Lo que se pide:
1) Responde según el texto sobre la guerra y la democracia:
(a) Según Fuller, ¿qué dio también al mundo la Revolución francesa?
(b) Según Orton, ¿qué quedaba fuera del ámbito del combate en las guerras del siglo XIX?
(c) ¿Cuál es el título de la digresión?
2) Escribe la continuación del texto sobre la guerra y la democracia a partir de su última oración.

Texto seleccionado:

Observaciones similares ha hecho el historiador militar y teniente general J. F. C. Fuller:

La influencia del espíritu de la nacionalidad, es decir, de la democracia, fue profunda en la guerra, (…) emocionalizó la guerra y, por consiguiente, la brutalizó (…) Los ejércitos nacionales luchan contra naciones, los ejércitos reales a sus iguales, los primeros obedecen a una turba siempre enloquecida, los segundos a un rey, generalmente cuerdo. (…) Todo esto derivó de la Revolución francesa, que también dio al mundo el servicio militar obligatorio: la guerra del rebaño y el rebaño uniéndose a las finanzas y el comercio han engendrado nuevos reinos de guerra. Pues cuando lucha la nación entera, todo el crédito nacional está disponible para el objetivo de la guerra. [War and Western Civilization, pp. 26-27]

Y William A. Orton lo resume así:

Las guerras del siglo XIX se mantenían dentro de los límites de la tradición, reconocida en el derecho internacional, de que la propiedad y los negocios civiles estaban fuera del ámbito del combate. Los activos civiles no estaban expuestos a secuestro arbitrario o apropiación permanente, y aparte de dichas estipulaciones territoriales y financieras que un Estado pudiera imponer a otro, la vida económica y cultural de los beligerantes se dejaba en general que continuara en buena medida como hasta entonces. La práctica del siglo XX ha cambiado todo eso. Durante las listas ilimitadas de contrabando de ambas guerras mundiales unidas a declaraciones unilaterales de derecho marítimo pusieron en duda todo tipo de comercio e hicieron que todos los precedentes fueran papel mojado. El final de la primera guerra estuvo marcado por un esfuerzo decidido y con éxito de dificultar la recuperación económica de los perdedores principales y mantener ciertas propiedades civiles. La segunda guerra ha visto la expansión de esa política hasta un punto en el que el derecho internacional de guerra ha dejado de existir. Durante años, el gobierno de Alemania, hasta donde llegaba el alcance de sus armas, había basado una política de confiscación en una teoría racial que no tenía ninguna base en el derecho civil, el derecho internacional, ni en la ética cristiana y cuando empezó la guerra esa violación de la cortesía entre naciones resultó contagiosa. El liderazgo angloamericano, tanto de palabra como de obra, inició una cruzada que no admitía límites legales ni territoriales al ejercicio de la coerción. El concepto de neutralidad fue denunciado tanto en la teoría como en la práctica. No solo los activos e intereses de los enemigos, sino los activos e intereses de cualquier parte, incluso en países neutrales, estaban expuestos a toda restricción que pudieran hacer efectiva las potencias beligerantes y los activos e intereses de los Estados neutrales y sus civiles, alojados en territorios beligerantes o bajo control beligerante, estaban sometidos prácticamente al mismo tipo de coerción que los enemigos nacionales. Así que la «guerra total» se convirtió en un tipo de guerra de la que ninguna comunidad civil podría esperar escapar y las «naciones amantes de la paz» sacarían la obvia inferencia. [The Liberal Tradition: A Study of the Social and Spiritual Conditions of Freedom, pp. 251-252]

Digresión: La doctrina de la paz democrática

He explicado cómo la institución de un Estado lleva a la guerra; por qué, paradójicamente, los Estados internamente liberales tienden a ser potencias imperialistas y cómo el espíritu de la democracia ha contribuido a la descivilización en la conducción de la guerra.

Registros listados:

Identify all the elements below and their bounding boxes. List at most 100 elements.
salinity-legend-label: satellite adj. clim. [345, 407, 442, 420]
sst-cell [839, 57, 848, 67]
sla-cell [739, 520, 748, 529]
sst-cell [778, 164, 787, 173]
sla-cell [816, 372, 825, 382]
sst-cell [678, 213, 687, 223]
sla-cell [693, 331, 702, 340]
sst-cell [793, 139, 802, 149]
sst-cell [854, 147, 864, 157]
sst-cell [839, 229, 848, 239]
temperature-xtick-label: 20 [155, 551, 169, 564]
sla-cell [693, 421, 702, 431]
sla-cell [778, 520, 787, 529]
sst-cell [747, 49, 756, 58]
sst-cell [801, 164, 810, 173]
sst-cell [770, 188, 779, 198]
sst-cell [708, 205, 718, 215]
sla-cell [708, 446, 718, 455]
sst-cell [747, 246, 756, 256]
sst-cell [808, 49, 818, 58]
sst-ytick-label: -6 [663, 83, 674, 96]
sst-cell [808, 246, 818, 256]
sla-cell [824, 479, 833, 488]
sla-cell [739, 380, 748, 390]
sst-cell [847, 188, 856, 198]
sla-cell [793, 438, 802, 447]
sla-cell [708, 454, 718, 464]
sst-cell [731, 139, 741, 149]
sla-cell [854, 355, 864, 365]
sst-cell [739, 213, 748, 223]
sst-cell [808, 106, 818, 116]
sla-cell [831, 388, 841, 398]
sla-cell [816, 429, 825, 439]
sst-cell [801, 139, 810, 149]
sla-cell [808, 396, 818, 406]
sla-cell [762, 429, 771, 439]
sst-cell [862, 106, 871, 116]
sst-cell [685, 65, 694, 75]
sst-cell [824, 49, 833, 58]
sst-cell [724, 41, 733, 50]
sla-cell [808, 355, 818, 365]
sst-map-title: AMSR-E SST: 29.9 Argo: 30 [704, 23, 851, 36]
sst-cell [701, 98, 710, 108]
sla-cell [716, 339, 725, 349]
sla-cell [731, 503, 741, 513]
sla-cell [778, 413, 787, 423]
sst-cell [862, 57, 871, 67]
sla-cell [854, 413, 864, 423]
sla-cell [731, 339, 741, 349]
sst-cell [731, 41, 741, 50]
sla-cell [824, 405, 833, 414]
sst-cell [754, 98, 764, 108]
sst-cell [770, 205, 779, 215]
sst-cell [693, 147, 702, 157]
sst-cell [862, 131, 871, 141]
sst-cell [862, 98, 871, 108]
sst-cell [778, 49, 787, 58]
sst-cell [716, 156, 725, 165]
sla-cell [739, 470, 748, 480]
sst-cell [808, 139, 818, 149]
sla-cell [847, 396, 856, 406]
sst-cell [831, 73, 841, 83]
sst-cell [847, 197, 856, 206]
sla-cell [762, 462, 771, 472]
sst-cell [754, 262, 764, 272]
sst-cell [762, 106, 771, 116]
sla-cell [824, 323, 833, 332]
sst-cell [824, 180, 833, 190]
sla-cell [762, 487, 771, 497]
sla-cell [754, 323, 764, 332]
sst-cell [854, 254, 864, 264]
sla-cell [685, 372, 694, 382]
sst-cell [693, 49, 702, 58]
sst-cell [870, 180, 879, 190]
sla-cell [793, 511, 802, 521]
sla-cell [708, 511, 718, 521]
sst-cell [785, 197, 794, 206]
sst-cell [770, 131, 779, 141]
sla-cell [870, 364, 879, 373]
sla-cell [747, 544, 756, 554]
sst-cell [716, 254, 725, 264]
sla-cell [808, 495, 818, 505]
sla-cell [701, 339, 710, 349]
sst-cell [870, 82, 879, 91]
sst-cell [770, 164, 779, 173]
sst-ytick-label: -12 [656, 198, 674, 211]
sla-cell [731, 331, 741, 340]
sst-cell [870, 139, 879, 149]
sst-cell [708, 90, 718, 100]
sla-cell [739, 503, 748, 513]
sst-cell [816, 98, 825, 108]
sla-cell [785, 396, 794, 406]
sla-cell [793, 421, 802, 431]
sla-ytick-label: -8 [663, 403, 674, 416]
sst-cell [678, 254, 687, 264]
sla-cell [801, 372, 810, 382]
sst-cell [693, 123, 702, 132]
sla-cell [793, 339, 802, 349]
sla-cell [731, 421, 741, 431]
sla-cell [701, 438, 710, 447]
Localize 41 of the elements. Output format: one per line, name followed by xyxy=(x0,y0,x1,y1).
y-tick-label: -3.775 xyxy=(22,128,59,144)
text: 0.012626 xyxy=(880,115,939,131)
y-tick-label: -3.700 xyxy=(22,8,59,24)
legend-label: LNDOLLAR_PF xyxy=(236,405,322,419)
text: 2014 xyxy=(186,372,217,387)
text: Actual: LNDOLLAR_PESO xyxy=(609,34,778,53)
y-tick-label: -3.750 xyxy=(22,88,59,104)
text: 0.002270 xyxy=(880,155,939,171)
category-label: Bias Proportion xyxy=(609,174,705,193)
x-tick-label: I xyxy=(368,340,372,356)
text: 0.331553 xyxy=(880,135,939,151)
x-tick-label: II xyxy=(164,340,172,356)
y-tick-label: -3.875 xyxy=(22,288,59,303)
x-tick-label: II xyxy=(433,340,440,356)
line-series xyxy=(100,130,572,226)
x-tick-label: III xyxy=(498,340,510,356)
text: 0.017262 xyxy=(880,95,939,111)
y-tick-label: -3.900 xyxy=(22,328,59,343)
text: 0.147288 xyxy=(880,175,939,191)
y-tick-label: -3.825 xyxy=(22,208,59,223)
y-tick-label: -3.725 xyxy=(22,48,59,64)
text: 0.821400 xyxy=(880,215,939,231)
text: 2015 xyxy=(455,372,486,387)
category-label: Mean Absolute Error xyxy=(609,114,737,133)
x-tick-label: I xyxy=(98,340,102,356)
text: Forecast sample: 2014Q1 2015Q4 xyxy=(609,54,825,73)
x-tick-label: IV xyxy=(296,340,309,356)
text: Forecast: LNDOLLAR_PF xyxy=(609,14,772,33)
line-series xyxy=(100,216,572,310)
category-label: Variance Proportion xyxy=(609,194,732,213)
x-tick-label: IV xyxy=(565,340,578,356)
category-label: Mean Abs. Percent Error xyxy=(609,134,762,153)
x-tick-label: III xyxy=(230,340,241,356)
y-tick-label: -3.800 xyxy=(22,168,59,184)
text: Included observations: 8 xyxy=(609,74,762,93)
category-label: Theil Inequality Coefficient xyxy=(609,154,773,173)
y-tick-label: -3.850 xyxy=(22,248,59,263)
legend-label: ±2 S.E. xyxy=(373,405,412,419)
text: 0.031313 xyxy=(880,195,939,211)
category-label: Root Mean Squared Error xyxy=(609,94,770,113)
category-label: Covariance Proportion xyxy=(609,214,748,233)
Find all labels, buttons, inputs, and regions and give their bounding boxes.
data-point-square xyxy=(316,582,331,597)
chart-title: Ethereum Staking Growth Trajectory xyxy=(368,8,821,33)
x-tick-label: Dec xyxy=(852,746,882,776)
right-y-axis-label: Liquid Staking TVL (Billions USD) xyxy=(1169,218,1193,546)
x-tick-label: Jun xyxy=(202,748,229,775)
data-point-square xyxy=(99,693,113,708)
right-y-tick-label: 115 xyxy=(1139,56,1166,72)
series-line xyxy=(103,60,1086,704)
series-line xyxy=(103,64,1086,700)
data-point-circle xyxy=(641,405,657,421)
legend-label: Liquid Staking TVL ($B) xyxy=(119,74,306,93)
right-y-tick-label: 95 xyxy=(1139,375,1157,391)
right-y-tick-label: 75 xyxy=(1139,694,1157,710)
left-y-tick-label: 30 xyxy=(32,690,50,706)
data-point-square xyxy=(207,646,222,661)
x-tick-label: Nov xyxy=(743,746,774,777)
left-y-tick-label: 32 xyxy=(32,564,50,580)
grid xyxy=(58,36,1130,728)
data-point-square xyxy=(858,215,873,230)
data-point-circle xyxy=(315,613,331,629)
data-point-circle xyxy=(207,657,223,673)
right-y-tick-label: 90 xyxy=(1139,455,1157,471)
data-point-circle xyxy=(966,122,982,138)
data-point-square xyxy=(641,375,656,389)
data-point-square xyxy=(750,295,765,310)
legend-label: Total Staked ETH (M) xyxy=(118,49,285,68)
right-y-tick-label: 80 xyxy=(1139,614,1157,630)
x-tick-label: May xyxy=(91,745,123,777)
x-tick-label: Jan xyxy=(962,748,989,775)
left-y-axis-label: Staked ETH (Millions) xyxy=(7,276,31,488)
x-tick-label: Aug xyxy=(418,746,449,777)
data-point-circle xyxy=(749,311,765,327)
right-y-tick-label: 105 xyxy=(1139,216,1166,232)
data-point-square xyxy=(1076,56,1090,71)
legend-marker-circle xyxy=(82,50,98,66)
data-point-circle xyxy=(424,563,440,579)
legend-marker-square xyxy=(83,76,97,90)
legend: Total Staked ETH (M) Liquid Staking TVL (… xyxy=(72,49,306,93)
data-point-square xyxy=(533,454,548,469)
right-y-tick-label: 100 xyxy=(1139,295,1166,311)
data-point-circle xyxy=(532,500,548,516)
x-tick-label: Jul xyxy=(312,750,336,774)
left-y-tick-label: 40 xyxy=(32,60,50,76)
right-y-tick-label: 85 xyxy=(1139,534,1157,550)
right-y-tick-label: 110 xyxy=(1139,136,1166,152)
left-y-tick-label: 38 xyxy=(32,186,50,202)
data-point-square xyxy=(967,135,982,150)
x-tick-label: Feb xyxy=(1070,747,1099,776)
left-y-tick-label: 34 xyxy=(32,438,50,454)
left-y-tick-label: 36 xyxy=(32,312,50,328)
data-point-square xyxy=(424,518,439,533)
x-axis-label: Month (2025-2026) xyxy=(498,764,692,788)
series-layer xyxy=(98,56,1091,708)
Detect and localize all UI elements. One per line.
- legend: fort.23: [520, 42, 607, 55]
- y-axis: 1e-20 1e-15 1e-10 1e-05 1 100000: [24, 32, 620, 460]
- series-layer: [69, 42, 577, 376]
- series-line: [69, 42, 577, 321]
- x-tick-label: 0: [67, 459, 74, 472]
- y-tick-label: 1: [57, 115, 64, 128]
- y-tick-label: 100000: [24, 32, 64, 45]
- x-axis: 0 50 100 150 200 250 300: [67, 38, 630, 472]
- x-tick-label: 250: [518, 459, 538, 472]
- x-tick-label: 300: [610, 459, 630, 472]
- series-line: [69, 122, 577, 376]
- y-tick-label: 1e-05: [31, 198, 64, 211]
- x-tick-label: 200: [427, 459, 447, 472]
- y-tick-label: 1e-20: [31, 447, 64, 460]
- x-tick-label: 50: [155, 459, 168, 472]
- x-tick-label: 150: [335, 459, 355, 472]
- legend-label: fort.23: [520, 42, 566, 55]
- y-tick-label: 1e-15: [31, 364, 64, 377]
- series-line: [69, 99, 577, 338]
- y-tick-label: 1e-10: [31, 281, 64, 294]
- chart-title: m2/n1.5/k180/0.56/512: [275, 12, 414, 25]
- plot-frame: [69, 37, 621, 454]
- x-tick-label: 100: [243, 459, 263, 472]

Respuestas:
1)
(a) El servicio militar obligatorio.
(b) La propiedad y los negocios civiles.
(c) La doctrina de la paz democrática.

2)
Más en concreto, he explicado el ascenso de Estados Unidos al rango de principal potencia imperial mundial y, como consecuencia de sus sucesivas transformaciones desde el mismo principio como república aristocrática a una democracia de masas sin restricciones que empezó con la Guerra de la Independencia del Sur, el papel de Estados Unidos como belicista arrogante, mojigato y fervoroso.

Así que lo que parece interponerse en el camino de la paz y la civilización es sobre todo el Estado y la democracia y concretamente la democracia modelo del mundo: Estados Unidos. Curiosamente, aunque no sorprendentemente, es precisamente Estados Unidos el que afirma que es la solución a la búsqueda de la paz.

La razón para esta afirmación es la doctrina de la paz democrática, que se remonta a los tiempos de Woodrow Wilson y la Primera Guerra Mundial, ha sido reavivada en años recientes por George W. Bush y sus consejeros neoconservadores y ahora se ha convertido en folclore intelectual incluso en círculos liberal-libertarios. La teoría afirma:

  • Las democracias nunca entran en guerra entre sí.
  • Por tanto, para crear una paz duradera, todo el mundo debe ser democrático.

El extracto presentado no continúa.